- What you are asked to do: Provide only the number of lines in the records below that contain "диск".
- - -
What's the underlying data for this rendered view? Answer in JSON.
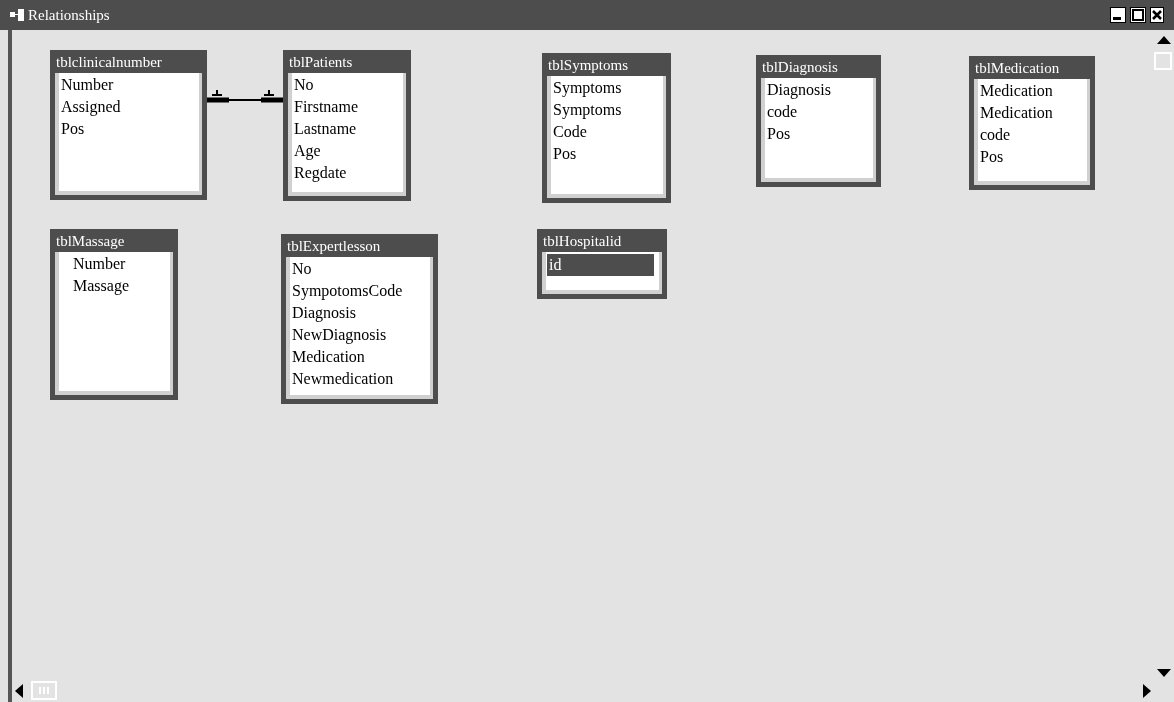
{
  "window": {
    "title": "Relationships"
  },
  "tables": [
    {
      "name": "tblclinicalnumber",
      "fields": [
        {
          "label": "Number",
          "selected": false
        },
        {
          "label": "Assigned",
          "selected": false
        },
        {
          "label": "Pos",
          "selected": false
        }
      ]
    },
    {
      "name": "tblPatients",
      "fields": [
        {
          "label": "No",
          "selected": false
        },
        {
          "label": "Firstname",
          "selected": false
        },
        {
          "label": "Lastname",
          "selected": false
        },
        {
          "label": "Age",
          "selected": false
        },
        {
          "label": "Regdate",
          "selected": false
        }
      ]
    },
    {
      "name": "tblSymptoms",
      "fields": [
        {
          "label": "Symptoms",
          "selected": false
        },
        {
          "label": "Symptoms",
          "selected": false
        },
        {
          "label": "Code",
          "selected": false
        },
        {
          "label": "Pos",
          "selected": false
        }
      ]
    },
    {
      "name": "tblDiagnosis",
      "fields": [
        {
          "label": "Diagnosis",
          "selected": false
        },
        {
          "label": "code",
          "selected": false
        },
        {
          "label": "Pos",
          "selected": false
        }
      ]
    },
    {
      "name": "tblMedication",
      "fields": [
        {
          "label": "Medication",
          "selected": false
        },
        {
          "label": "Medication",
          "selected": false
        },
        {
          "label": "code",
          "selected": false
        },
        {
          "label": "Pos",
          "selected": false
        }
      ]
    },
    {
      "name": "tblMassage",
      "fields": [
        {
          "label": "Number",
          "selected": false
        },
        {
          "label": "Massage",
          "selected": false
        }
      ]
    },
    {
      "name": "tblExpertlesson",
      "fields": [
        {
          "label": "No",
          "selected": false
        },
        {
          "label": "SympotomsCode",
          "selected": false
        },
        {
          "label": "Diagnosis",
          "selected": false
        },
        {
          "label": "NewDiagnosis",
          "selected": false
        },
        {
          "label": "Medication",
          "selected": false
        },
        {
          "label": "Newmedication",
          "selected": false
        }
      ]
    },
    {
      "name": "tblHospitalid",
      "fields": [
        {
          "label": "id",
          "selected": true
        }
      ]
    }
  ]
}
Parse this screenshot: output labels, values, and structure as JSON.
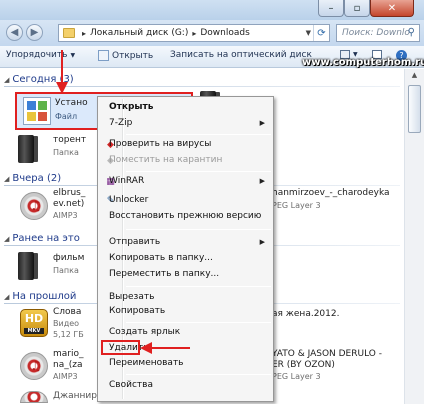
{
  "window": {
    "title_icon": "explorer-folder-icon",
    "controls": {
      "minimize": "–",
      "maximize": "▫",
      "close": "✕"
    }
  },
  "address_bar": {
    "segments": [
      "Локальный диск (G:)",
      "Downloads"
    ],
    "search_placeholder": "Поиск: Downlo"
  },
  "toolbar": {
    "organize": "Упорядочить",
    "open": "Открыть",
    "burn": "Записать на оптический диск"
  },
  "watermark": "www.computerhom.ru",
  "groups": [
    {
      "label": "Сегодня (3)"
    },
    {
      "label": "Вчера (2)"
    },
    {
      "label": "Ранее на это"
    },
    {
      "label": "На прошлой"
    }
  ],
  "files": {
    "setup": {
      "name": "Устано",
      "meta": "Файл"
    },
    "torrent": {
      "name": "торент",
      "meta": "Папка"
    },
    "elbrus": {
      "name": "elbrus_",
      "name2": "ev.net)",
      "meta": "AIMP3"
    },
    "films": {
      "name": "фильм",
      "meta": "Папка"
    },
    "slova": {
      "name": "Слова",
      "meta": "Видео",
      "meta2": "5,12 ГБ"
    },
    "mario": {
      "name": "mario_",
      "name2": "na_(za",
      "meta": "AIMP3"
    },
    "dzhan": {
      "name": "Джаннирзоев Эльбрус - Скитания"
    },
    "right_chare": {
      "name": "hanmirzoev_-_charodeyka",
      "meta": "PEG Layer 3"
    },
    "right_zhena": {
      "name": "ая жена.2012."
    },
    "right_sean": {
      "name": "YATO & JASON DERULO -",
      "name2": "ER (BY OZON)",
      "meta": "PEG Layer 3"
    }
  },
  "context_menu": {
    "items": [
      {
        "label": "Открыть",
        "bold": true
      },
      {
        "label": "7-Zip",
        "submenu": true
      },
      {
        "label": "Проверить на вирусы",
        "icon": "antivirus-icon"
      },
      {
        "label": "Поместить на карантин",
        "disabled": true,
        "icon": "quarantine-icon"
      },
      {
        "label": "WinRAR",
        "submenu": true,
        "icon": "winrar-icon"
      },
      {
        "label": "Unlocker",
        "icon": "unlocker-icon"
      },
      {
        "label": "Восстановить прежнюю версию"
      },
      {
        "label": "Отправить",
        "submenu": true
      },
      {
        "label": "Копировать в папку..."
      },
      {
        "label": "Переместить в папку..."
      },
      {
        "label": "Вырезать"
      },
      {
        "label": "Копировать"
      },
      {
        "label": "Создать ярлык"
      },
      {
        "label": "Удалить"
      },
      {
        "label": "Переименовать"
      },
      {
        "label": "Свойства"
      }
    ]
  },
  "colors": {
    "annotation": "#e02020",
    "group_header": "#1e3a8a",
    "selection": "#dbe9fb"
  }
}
- - -
- Solution for this problem: 2